Request ▸ Gather from the listing below each line that includes the word "site", and copy it.

Items listed in a dataset ▸
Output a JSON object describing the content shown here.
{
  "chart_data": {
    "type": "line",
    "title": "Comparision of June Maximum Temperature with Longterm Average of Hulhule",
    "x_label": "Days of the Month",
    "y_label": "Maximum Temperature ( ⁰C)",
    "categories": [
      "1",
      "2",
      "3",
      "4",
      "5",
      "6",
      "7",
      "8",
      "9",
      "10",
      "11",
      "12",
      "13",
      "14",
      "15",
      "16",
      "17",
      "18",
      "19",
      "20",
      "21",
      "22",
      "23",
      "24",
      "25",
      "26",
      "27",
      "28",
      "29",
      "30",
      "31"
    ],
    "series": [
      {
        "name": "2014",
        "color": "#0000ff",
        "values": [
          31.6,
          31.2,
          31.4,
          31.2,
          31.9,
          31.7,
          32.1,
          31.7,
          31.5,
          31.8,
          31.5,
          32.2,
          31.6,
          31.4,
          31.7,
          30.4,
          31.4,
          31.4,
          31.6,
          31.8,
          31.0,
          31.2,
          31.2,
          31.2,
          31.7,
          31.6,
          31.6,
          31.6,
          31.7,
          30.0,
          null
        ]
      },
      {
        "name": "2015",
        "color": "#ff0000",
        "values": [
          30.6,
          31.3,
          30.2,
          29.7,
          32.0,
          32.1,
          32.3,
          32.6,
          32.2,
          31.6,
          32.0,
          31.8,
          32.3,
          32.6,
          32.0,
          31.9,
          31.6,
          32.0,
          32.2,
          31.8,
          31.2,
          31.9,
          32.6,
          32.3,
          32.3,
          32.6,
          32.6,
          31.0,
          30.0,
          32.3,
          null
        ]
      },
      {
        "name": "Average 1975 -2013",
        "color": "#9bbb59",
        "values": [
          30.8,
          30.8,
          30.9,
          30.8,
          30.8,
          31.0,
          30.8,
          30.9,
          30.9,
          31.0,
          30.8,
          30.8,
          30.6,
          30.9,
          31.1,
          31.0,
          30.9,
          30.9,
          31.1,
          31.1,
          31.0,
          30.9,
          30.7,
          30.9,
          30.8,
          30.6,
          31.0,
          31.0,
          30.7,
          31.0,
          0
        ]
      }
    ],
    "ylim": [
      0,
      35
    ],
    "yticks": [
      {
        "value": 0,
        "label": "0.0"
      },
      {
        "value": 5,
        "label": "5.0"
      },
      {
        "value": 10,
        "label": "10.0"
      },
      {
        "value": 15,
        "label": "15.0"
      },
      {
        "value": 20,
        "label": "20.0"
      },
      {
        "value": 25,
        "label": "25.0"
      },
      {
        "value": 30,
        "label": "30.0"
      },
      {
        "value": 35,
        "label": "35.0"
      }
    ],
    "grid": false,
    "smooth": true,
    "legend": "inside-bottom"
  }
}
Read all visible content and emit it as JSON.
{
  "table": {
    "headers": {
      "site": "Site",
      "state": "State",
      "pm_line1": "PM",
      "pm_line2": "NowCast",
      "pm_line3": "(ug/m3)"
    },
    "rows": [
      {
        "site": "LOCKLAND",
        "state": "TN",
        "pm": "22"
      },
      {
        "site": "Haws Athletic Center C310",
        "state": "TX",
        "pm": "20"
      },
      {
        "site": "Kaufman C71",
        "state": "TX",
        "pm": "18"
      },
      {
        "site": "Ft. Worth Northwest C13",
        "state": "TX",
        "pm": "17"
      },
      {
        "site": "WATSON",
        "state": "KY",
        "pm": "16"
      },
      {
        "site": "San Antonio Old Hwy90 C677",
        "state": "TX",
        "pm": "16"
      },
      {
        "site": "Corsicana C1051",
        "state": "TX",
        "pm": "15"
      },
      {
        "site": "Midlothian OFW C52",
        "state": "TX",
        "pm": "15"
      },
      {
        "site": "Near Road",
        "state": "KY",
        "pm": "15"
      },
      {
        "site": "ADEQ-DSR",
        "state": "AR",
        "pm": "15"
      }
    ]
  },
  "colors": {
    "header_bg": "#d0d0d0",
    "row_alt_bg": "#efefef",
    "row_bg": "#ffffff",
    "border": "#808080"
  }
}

Exercise result ▸
      "site": "Site",
        "site": "LOCKLAND",
        "site": "Haws Athletic Center C310",
        "site": "Kaufman C71",
        "site": "Ft. Worth Northwest C13",
        "site": "WATSON",
        "site": "San Antonio Old Hwy90 C677",
        "site": "Corsicana C1051",
        "site": "Midlothian OFW C52",
        "site": "Near Road",
        "site": "ADEQ-DSR",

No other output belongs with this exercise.